◆ EXERCISE DIRECTIONS
Write out the records beneath this line exactly as they appear, minus any images.

----- ENTRIES SHOWN -----

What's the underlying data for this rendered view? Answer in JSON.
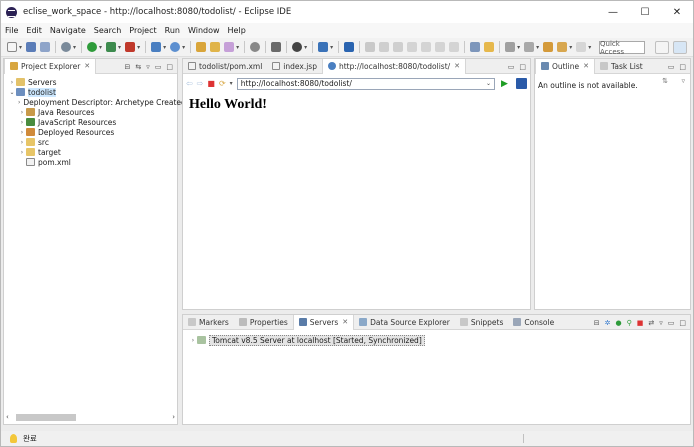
{
  "window": {
    "title": "eclise_work_space - http://localhost:8080/todolist/ - Eclipse IDE",
    "minimize": "—",
    "maximize": "☐",
    "close": "✕"
  },
  "menu": [
    "File",
    "Edit",
    "Navigate",
    "Search",
    "Project",
    "Run",
    "Window",
    "Help"
  ],
  "toolbar": {
    "quick_access": "Quick Access"
  },
  "project_explorer": {
    "tab_label": "Project Explorer",
    "tree": [
      {
        "label": "Servers",
        "level": 0,
        "expanded": false,
        "icon": "folder-icon"
      },
      {
        "label": "todolist",
        "level": 0,
        "expanded": true,
        "icon": "project-icon",
        "selected": true
      },
      {
        "label": "Deployment Descriptor: Archetype Created",
        "level": 1,
        "expanded": false,
        "icon": "descriptor-icon"
      },
      {
        "label": "Java Resources",
        "level": 1,
        "expanded": false,
        "icon": "java-resources-icon"
      },
      {
        "label": "JavaScript Resources",
        "level": 1,
        "expanded": false,
        "icon": "javascript-resources-icon"
      },
      {
        "label": "Deployed Resources",
        "level": 1,
        "expanded": false,
        "icon": "deployed-resources-icon"
      },
      {
        "label": "src",
        "level": 1,
        "expanded": false,
        "icon": "folder-icon"
      },
      {
        "label": "target",
        "level": 1,
        "expanded": false,
        "icon": "folder-icon"
      },
      {
        "label": "pom.xml",
        "level": 1,
        "expanded": null,
        "icon": "xml-file-icon"
      }
    ]
  },
  "editor": {
    "tabs": [
      "todolist/pom.xml",
      "index.jsp",
      "http://localhost:8080/todolist/"
    ],
    "active_tab": 2,
    "url": "http://localhost:8080/todolist/",
    "page_heading": "Hello World!"
  },
  "outline": {
    "tabs": [
      "Outline",
      "Task List"
    ],
    "message": "An outline is not available."
  },
  "bottom_panel": {
    "tabs": [
      "Markers",
      "Properties",
      "Servers",
      "Data Source Explorer",
      "Snippets",
      "Console"
    ],
    "active_tab": 2,
    "server_row": "Tomcat v8.5 Server at localhost  [Started, Synchronized]"
  },
  "status": {
    "text": "완료"
  }
}
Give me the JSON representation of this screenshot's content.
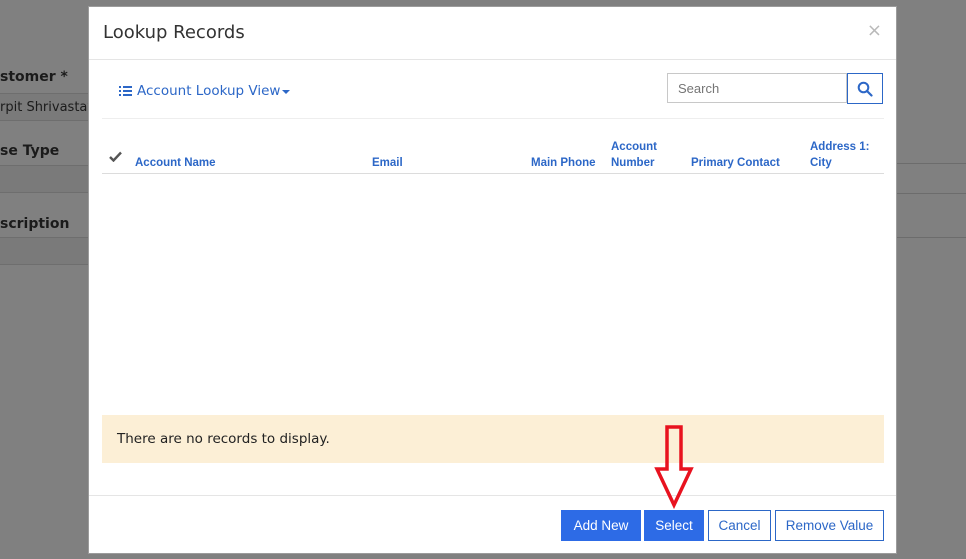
{
  "background": {
    "customer_label": "stomer",
    "required_mark": "*",
    "customer_value": "rpit Shrivastava",
    "case_type_label": "se Type",
    "description_label": "scription"
  },
  "modal": {
    "title": "Lookup Records",
    "close_glyph": "×",
    "view_selector_label": "Account Lookup View",
    "search": {
      "placeholder": "Search",
      "value": ""
    },
    "columns": [
      {
        "line1": "Account Name",
        "line2": ""
      },
      {
        "line1": "Email",
        "line2": ""
      },
      {
        "line1": "Main Phone",
        "line2": ""
      },
      {
        "line1": "Account",
        "line2": "Number"
      },
      {
        "line1": "Primary Contact",
        "line2": ""
      },
      {
        "line1": "Address 1:",
        "line2": "City"
      }
    ],
    "empty_message": "There are no records to display.",
    "buttons": {
      "add_new": "Add New",
      "select": "Select",
      "cancel": "Cancel",
      "remove_value": "Remove Value"
    }
  },
  "colors": {
    "accent": "#2c67c7",
    "primary_button": "#2d6be6",
    "empty_banner": "#fcefd6",
    "annotation_arrow": "#e8121f"
  },
  "icons": [
    "list-icon",
    "caret-down-icon",
    "search-icon",
    "check-icon",
    "close-icon",
    "annotation-arrow-icon"
  ]
}
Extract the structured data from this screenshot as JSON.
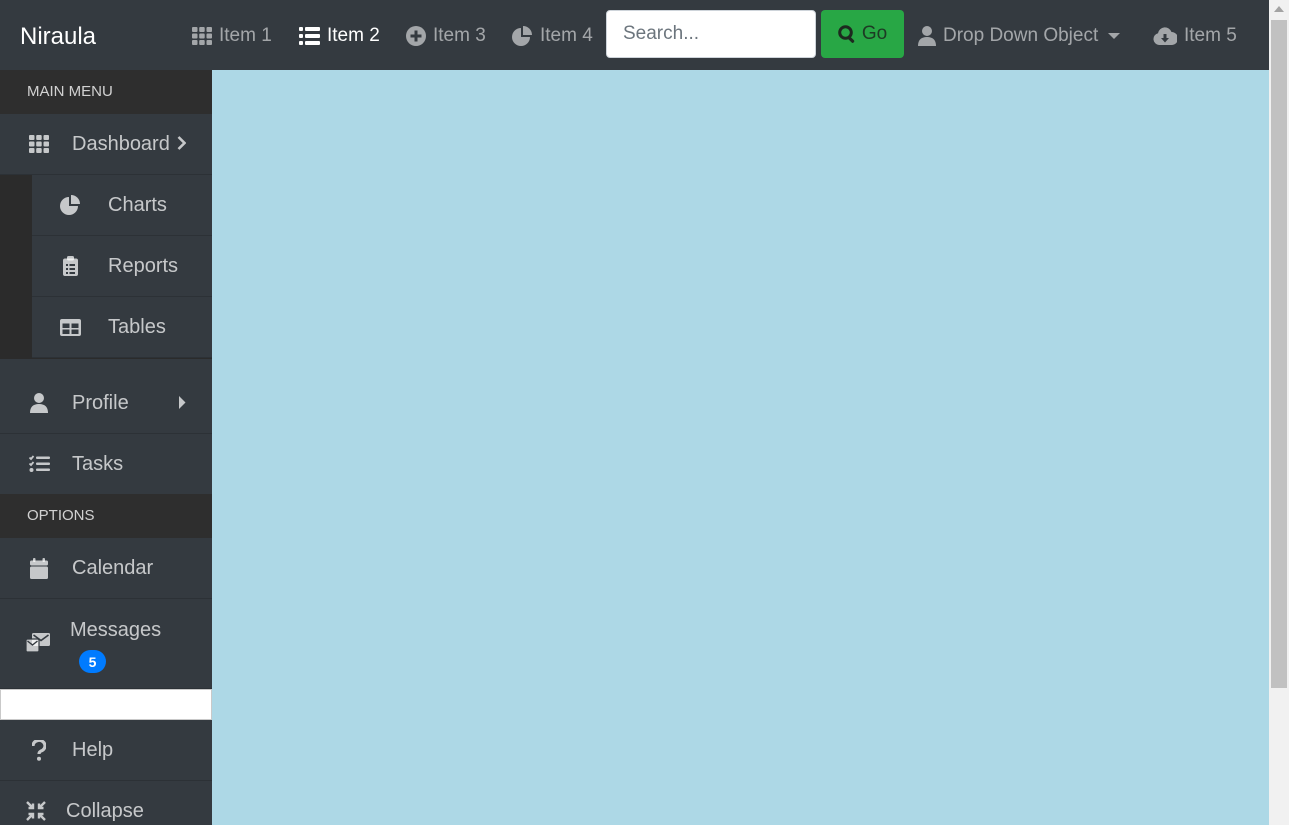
{
  "navbar": {
    "brand": "Niraula",
    "items": [
      {
        "label": "Item 1",
        "icon": "grid-icon"
      },
      {
        "label": "Item 2",
        "icon": "list-icon"
      },
      {
        "label": "Item 3",
        "icon": "plus-circle-icon"
      },
      {
        "label": "Item 4",
        "icon": "pie-chart-icon"
      }
    ],
    "search": {
      "placeholder": "Search...",
      "value": ""
    },
    "go_label": "Go",
    "dropdown_label": "Drop Down Object",
    "item5_label": "Item 5"
  },
  "sidebar": {
    "main_menu_header": "MAIN MENU",
    "dashboard": "Dashboard",
    "sub_items": [
      "Charts",
      "Reports",
      "Tables"
    ],
    "profile": "Profile",
    "tasks": "Tasks",
    "options_header": "OPTIONS",
    "calendar": "Calendar",
    "messages": "Messages",
    "messages_badge": "5",
    "help": "Help",
    "collapse": "Collapse"
  },
  "colors": {
    "navbar_bg": "#343a40",
    "content_bg": "#add8e6",
    "go_button": "#28a745",
    "badge": "#007bff"
  }
}
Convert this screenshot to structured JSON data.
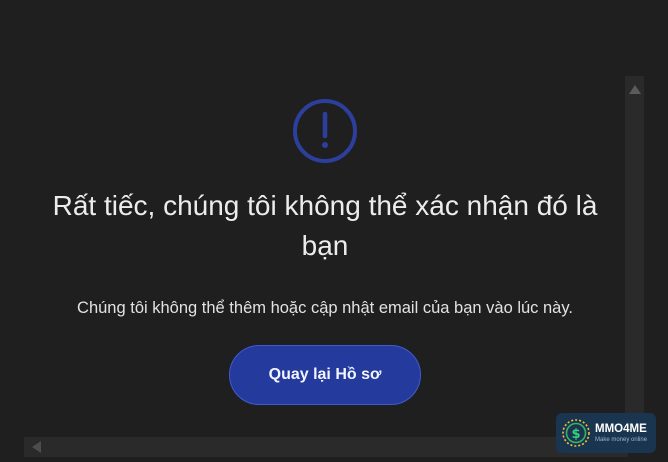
{
  "dialog": {
    "title": "Rất tiếc, chúng tôi không thể xác nhận đó là bạn",
    "message": "Chúng tôi không thể thêm hoặc cập nhật email của bạn vào lúc này.",
    "button_label": "Quay lại Hồ sơ",
    "icon": "exclamation-circle-icon"
  },
  "watermark": {
    "name": "MMO4ME",
    "tagline": "Make money online"
  },
  "colors": {
    "background": "#1f1f20",
    "accent": "#243a9c",
    "icon": "#2c3f9c",
    "text": "#ececec"
  }
}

-----

◆ COMPLETED TASK
What's the underlying data for this rendered view? Answer in JSON.
{
  "window": {
    "title": "eclise_work_space - http://localhost:8080/todolist/ - Eclipse IDE",
    "minimize": "—",
    "maximize": "☐",
    "close": "✕"
  },
  "menu": [
    "File",
    "Edit",
    "Navigate",
    "Search",
    "Project",
    "Run",
    "Window",
    "Help"
  ],
  "toolbar": {
    "quick_access": "Quick Access"
  },
  "project_explorer": {
    "tab_label": "Project Explorer",
    "tree": [
      {
        "label": "Servers",
        "level": 0,
        "expanded": false,
        "icon": "folder-icon"
      },
      {
        "label": "todolist",
        "level": 0,
        "expanded": true,
        "icon": "project-icon",
        "selected": true
      },
      {
        "label": "Deployment Descriptor: Archetype Created",
        "level": 1,
        "expanded": false,
        "icon": "descriptor-icon"
      },
      {
        "label": "Java Resources",
        "level": 1,
        "expanded": false,
        "icon": "java-resources-icon"
      },
      {
        "label": "JavaScript Resources",
        "level": 1,
        "expanded": false,
        "icon": "javascript-resources-icon"
      },
      {
        "label": "Deployed Resources",
        "level": 1,
        "expanded": false,
        "icon": "deployed-resources-icon"
      },
      {
        "label": "src",
        "level": 1,
        "expanded": false,
        "icon": "folder-icon"
      },
      {
        "label": "target",
        "level": 1,
        "expanded": false,
        "icon": "folder-icon"
      },
      {
        "label": "pom.xml",
        "level": 1,
        "expanded": null,
        "icon": "xml-file-icon"
      }
    ]
  },
  "editor": {
    "tabs": [
      "todolist/pom.xml",
      "index.jsp",
      "http://localhost:8080/todolist/"
    ],
    "active_tab": 2,
    "url": "http://localhost:8080/todolist/",
    "page_heading": "Hello World!"
  },
  "outline": {
    "tabs": [
      "Outline",
      "Task List"
    ],
    "message": "An outline is not available."
  },
  "bottom_panel": {
    "tabs": [
      "Markers",
      "Properties",
      "Servers",
      "Data Source Explorer",
      "Snippets",
      "Console"
    ],
    "active_tab": 2,
    "server_row": "Tomcat v8.5 Server at localhost  [Started, Synchronized]"
  },
  "status": {
    "text": "완료"
  }
}
Give me the JSON representation of this screenshot's content.
{
  "background": {
    "customer_label": "stomer",
    "required_mark": "*",
    "customer_value": "rpit Shrivastava",
    "case_type_label": "se Type",
    "description_label": "scription"
  },
  "modal": {
    "title": "Lookup Records",
    "close_glyph": "×",
    "view_selector_label": "Account Lookup View",
    "search": {
      "placeholder": "Search",
      "value": ""
    },
    "columns": [
      {
        "line1": "Account Name",
        "line2": ""
      },
      {
        "line1": "Email",
        "line2": ""
      },
      {
        "line1": "Main Phone",
        "line2": ""
      },
      {
        "line1": "Account",
        "line2": "Number"
      },
      {
        "line1": "Primary Contact",
        "line2": ""
      },
      {
        "line1": "Address 1:",
        "line2": "City"
      }
    ],
    "empty_message": "There are no records to display.",
    "buttons": {
      "add_new": "Add New",
      "select": "Select",
      "cancel": "Cancel",
      "remove_value": "Remove Value"
    }
  },
  "colors": {
    "accent": "#2c67c7",
    "primary_button": "#2d6be6",
    "empty_banner": "#fcefd6",
    "annotation_arrow": "#e8121f"
  },
  "icons": [
    "list-icon",
    "caret-down-icon",
    "search-icon",
    "check-icon",
    "close-icon",
    "annotation-arrow-icon"
  ]
}
Extract the structured data from this screenshot as JSON.
{
  "navbar": {
    "brand": "Niraula",
    "items": [
      {
        "label": "Item 1",
        "icon": "grid-icon"
      },
      {
        "label": "Item 2",
        "icon": "list-icon"
      },
      {
        "label": "Item 3",
        "icon": "plus-circle-icon"
      },
      {
        "label": "Item 4",
        "icon": "pie-chart-icon"
      }
    ],
    "search": {
      "placeholder": "Search...",
      "value": ""
    },
    "go_label": "Go",
    "dropdown_label": "Drop Down Object",
    "item5_label": "Item 5"
  },
  "sidebar": {
    "main_menu_header": "MAIN MENU",
    "dashboard": "Dashboard",
    "sub_items": [
      "Charts",
      "Reports",
      "Tables"
    ],
    "profile": "Profile",
    "tasks": "Tasks",
    "options_header": "OPTIONS",
    "calendar": "Calendar",
    "messages": "Messages",
    "messages_badge": "5",
    "help": "Help",
    "collapse": "Collapse"
  },
  "colors": {
    "navbar_bg": "#343a40",
    "content_bg": "#add8e6",
    "go_button": "#28a745",
    "badge": "#007bff"
  }
}
Convert this screenshot to structured JSON data.
{
  "dialog": {
    "title": "Rất tiếc, chúng tôi không thể xác nhận đó là bạn",
    "message": "Chúng tôi không thể thêm hoặc cập nhật email của bạn vào lúc này.",
    "button_label": "Quay lại Hồ sơ",
    "icon": "exclamation-circle-icon"
  },
  "watermark": {
    "name": "MMO4ME",
    "tagline": "Make money online"
  },
  "colors": {
    "background": "#1f1f20",
    "accent": "#243a9c",
    "icon": "#2c3f9c",
    "text": "#ececec"
  }
}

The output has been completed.